## START Data for this exercise
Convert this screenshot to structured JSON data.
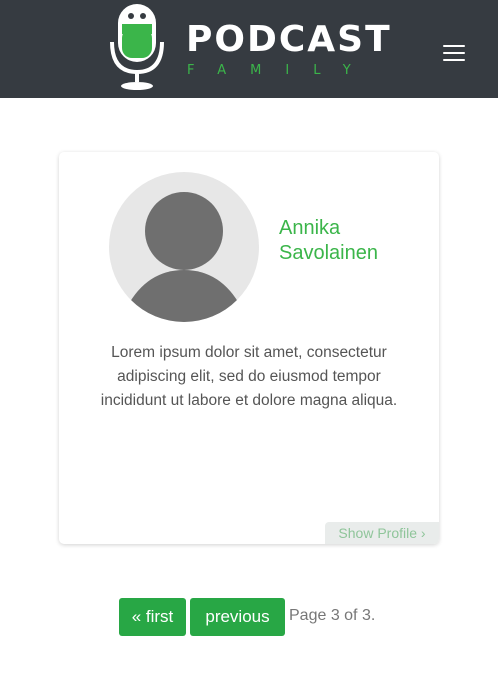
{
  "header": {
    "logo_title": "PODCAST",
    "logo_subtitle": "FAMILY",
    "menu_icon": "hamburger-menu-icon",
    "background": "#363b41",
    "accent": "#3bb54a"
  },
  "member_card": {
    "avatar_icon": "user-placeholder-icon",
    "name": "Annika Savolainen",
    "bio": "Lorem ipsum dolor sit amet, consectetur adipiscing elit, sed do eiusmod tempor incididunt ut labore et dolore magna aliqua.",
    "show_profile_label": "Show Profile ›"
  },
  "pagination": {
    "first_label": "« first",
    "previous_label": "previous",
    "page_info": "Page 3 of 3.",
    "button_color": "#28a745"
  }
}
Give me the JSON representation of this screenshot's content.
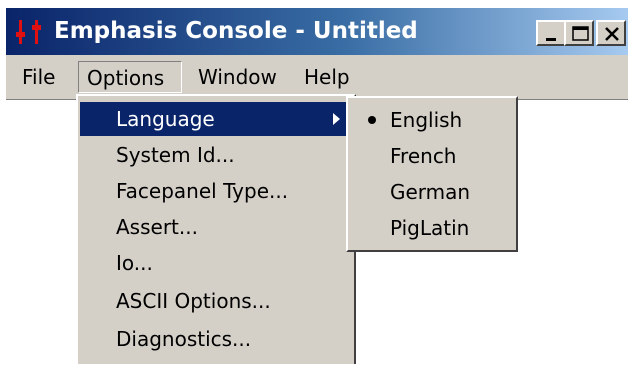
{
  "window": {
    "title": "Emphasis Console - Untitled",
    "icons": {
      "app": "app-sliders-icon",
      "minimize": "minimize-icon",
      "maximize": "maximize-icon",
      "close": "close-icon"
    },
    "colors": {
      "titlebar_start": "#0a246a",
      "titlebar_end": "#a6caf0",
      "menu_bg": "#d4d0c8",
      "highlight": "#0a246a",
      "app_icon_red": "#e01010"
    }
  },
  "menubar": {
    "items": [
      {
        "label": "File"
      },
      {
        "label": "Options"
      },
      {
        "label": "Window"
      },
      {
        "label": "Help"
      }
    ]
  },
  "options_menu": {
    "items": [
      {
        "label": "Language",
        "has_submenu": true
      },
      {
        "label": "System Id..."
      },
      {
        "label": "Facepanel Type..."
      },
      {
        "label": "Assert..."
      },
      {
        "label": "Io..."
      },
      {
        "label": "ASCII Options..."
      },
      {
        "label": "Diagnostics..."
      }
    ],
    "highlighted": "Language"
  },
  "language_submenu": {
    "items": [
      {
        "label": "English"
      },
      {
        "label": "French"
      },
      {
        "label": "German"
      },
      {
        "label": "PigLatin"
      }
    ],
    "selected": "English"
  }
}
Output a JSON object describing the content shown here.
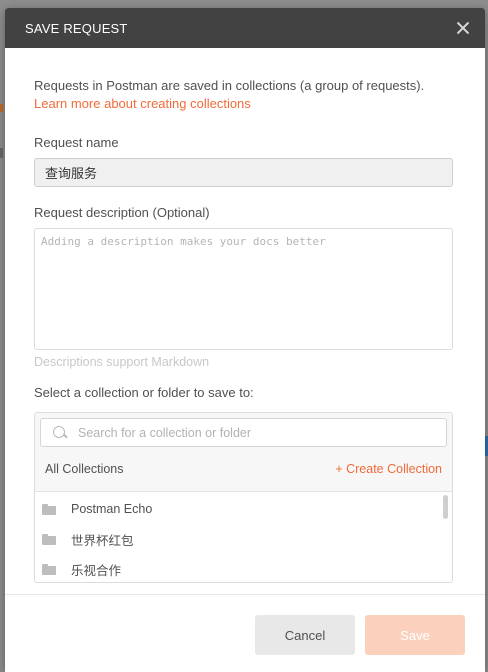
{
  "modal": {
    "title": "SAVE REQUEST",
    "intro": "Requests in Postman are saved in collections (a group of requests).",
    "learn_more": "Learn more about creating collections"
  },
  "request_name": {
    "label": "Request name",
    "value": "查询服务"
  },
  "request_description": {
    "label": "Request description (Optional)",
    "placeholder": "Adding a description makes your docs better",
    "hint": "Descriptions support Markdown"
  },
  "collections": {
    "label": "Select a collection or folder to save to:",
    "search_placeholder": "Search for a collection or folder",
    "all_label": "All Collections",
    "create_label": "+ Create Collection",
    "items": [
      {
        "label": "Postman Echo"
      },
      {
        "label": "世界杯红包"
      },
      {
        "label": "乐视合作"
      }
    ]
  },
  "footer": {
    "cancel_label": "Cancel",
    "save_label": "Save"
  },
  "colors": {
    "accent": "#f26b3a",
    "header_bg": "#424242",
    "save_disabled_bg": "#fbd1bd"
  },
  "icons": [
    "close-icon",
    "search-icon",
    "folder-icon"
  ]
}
## END Data for this exercise
__Direction__
Extract every line of the data exactly; pictures stay out.

__Task solution__
Convert this screenshot to structured JSON data.
{
  "header": {
    "logo_title": "PODCAST",
    "logo_subtitle": "FAMILY",
    "menu_icon": "hamburger-menu-icon",
    "background": "#363b41",
    "accent": "#3bb54a"
  },
  "member_card": {
    "avatar_icon": "user-placeholder-icon",
    "name": "Annika Savolainen",
    "bio": "Lorem ipsum dolor sit amet, consectetur adipiscing elit, sed do eiusmod tempor incididunt ut labore et dolore magna aliqua.",
    "show_profile_label": "Show Profile ›"
  },
  "pagination": {
    "first_label": "« first",
    "previous_label": "previous",
    "page_info": "Page 3 of 3.",
    "button_color": "#28a745"
  }
}
Give me the JSON representation of this screenshot's content.
{
  "window": {
    "title": "Emphasis Console - Untitled",
    "icons": {
      "app": "app-sliders-icon",
      "minimize": "minimize-icon",
      "maximize": "maximize-icon",
      "close": "close-icon"
    },
    "colors": {
      "titlebar_start": "#0a246a",
      "titlebar_end": "#a6caf0",
      "menu_bg": "#d4d0c8",
      "highlight": "#0a246a",
      "app_icon_red": "#e01010"
    }
  },
  "menubar": {
    "items": [
      {
        "label": "File"
      },
      {
        "label": "Options"
      },
      {
        "label": "Window"
      },
      {
        "label": "Help"
      }
    ]
  },
  "options_menu": {
    "items": [
      {
        "label": "Language",
        "has_submenu": true
      },
      {
        "label": "System Id..."
      },
      {
        "label": "Facepanel Type..."
      },
      {
        "label": "Assert..."
      },
      {
        "label": "Io..."
      },
      {
        "label": "ASCII Options..."
      },
      {
        "label": "Diagnostics..."
      }
    ],
    "highlighted": "Language"
  },
  "language_submenu": {
    "items": [
      {
        "label": "English"
      },
      {
        "label": "French"
      },
      {
        "label": "German"
      },
      {
        "label": "PigLatin"
      }
    ],
    "selected": "English"
  }
}
Output a JSON object describing the content shown here.
{
  "modal": {
    "title": "SAVE REQUEST",
    "intro": "Requests in Postman are saved in collections (a group of requests).",
    "learn_more": "Learn more about creating collections"
  },
  "request_name": {
    "label": "Request name",
    "value": "查询服务"
  },
  "request_description": {
    "label": "Request description (Optional)",
    "placeholder": "Adding a description makes your docs better",
    "hint": "Descriptions support Markdown"
  },
  "collections": {
    "label": "Select a collection or folder to save to:",
    "search_placeholder": "Search for a collection or folder",
    "all_label": "All Collections",
    "create_label": "+ Create Collection",
    "items": [
      {
        "label": "Postman Echo"
      },
      {
        "label": "世界杯红包"
      },
      {
        "label": "乐视合作"
      }
    ]
  },
  "footer": {
    "cancel_label": "Cancel",
    "save_label": "Save"
  },
  "colors": {
    "accent": "#f26b3a",
    "header_bg": "#424242",
    "save_disabled_bg": "#fbd1bd"
  },
  "icons": [
    "close-icon",
    "search-icon",
    "folder-icon"
  ]
}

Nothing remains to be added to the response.